#### WHAT IS REQUIRED
Show every line of the records below that contains the word "категория".

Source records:
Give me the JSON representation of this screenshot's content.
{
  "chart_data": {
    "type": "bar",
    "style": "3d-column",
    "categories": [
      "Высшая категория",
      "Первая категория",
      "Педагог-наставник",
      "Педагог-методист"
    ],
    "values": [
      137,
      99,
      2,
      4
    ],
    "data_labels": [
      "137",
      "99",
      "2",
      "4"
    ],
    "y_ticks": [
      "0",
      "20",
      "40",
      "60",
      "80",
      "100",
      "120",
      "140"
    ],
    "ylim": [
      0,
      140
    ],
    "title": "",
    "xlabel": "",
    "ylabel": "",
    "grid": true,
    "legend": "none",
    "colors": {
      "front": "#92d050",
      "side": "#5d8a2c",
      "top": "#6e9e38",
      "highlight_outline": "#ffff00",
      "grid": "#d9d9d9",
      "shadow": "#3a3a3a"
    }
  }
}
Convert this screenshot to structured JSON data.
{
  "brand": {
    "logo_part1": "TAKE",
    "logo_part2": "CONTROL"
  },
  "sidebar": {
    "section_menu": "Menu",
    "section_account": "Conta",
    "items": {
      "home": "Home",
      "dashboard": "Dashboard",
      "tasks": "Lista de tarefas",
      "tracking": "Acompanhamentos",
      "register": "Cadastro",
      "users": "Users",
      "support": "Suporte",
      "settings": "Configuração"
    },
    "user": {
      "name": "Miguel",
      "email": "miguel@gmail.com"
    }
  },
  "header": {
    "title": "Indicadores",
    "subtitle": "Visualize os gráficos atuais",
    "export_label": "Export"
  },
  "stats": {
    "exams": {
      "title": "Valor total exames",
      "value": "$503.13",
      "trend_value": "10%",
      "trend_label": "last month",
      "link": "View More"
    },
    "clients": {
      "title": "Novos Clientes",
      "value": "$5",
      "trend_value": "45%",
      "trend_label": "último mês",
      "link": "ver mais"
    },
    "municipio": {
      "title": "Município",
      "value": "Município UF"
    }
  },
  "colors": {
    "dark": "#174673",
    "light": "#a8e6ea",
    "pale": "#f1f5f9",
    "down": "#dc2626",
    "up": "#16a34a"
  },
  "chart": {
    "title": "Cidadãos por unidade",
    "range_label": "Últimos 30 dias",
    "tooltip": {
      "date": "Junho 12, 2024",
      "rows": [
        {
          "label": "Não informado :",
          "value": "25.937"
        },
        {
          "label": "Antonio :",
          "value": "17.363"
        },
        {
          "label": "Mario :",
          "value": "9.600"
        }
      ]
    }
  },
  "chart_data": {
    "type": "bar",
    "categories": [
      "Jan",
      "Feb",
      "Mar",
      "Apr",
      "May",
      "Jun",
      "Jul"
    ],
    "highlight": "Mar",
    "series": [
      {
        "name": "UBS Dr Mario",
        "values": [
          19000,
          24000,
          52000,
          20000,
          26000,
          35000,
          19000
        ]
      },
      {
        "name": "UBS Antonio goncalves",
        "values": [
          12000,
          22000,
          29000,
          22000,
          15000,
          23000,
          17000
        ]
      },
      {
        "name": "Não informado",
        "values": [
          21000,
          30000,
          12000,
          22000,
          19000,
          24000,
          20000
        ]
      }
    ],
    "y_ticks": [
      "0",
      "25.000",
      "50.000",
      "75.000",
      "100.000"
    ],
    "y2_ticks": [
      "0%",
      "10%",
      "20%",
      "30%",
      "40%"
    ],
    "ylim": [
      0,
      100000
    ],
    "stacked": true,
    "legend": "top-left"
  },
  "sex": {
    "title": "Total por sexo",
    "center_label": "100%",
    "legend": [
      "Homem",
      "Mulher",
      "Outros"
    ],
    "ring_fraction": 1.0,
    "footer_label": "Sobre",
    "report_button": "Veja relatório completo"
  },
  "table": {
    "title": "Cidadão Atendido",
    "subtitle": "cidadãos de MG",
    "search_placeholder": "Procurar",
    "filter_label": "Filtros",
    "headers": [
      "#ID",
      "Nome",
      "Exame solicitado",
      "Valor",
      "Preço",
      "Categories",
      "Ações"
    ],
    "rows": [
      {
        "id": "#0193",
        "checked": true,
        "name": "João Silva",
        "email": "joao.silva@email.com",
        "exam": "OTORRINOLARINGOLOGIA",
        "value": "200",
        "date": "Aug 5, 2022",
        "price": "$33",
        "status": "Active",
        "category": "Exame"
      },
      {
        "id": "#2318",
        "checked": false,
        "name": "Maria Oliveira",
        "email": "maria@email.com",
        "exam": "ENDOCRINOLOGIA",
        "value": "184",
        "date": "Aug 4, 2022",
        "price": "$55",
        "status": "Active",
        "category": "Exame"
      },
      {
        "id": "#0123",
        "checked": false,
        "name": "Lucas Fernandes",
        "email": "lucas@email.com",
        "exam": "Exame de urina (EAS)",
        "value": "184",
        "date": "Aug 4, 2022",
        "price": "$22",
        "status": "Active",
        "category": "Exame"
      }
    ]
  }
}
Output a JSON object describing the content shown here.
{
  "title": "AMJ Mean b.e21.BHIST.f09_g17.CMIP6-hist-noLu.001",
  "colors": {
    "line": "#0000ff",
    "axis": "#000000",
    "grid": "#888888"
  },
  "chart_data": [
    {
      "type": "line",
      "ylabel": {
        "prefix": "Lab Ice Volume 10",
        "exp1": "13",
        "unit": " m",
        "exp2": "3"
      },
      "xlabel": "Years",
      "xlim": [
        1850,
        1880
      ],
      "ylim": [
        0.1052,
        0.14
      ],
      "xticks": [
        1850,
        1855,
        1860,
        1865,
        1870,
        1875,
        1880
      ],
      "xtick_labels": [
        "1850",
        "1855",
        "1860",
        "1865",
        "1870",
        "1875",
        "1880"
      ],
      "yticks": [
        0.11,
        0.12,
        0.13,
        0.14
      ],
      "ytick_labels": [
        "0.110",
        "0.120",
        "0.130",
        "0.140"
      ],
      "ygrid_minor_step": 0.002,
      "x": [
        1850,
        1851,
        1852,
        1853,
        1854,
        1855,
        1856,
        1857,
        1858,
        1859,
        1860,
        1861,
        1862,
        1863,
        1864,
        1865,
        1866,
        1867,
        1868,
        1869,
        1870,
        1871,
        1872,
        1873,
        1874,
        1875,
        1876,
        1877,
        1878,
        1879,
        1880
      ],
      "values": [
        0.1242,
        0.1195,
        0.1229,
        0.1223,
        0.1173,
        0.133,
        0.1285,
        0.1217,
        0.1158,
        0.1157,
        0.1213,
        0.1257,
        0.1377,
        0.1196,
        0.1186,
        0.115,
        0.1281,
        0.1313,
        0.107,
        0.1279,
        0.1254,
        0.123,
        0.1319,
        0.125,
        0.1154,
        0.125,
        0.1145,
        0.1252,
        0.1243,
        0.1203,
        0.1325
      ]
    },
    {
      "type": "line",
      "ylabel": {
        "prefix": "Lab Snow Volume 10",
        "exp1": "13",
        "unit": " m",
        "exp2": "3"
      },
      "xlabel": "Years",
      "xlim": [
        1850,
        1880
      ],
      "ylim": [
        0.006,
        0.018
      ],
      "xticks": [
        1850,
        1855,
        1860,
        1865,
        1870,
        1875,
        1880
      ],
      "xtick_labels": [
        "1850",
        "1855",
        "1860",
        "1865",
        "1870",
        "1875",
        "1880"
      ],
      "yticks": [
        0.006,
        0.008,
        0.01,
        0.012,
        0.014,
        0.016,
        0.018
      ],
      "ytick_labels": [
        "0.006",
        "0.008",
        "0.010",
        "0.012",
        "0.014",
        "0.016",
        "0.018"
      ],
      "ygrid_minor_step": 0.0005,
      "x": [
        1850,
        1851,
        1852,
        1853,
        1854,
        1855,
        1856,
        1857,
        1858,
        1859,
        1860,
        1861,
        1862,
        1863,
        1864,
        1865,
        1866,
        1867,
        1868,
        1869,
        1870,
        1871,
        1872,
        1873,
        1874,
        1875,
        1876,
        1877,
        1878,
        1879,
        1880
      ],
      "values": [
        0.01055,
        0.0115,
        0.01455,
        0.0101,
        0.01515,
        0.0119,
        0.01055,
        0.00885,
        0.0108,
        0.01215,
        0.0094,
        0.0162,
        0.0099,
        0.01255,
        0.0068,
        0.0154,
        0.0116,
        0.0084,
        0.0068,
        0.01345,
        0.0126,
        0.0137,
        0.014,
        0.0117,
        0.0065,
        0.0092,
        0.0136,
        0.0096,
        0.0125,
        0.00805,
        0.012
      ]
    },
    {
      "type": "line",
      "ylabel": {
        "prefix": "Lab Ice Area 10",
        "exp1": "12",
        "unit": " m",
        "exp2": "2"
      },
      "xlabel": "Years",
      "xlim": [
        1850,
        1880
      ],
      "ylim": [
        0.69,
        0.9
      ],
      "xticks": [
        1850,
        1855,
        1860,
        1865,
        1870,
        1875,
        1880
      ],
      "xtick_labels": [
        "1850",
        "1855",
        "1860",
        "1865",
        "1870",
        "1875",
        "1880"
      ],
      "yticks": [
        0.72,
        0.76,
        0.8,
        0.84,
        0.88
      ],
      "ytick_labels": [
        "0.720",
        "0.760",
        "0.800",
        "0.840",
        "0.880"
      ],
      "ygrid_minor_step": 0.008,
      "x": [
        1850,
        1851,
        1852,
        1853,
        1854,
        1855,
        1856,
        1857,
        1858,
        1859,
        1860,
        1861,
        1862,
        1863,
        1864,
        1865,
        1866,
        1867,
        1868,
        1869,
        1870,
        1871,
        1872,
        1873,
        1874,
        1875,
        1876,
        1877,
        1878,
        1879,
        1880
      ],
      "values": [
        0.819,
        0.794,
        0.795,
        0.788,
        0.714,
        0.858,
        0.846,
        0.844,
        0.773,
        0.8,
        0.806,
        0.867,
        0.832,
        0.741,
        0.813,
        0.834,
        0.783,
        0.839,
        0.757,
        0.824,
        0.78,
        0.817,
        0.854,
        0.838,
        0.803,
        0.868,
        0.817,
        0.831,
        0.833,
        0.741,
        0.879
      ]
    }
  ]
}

#### REPLY TO THE TASK
      "Высшая категория",
      "Первая категория",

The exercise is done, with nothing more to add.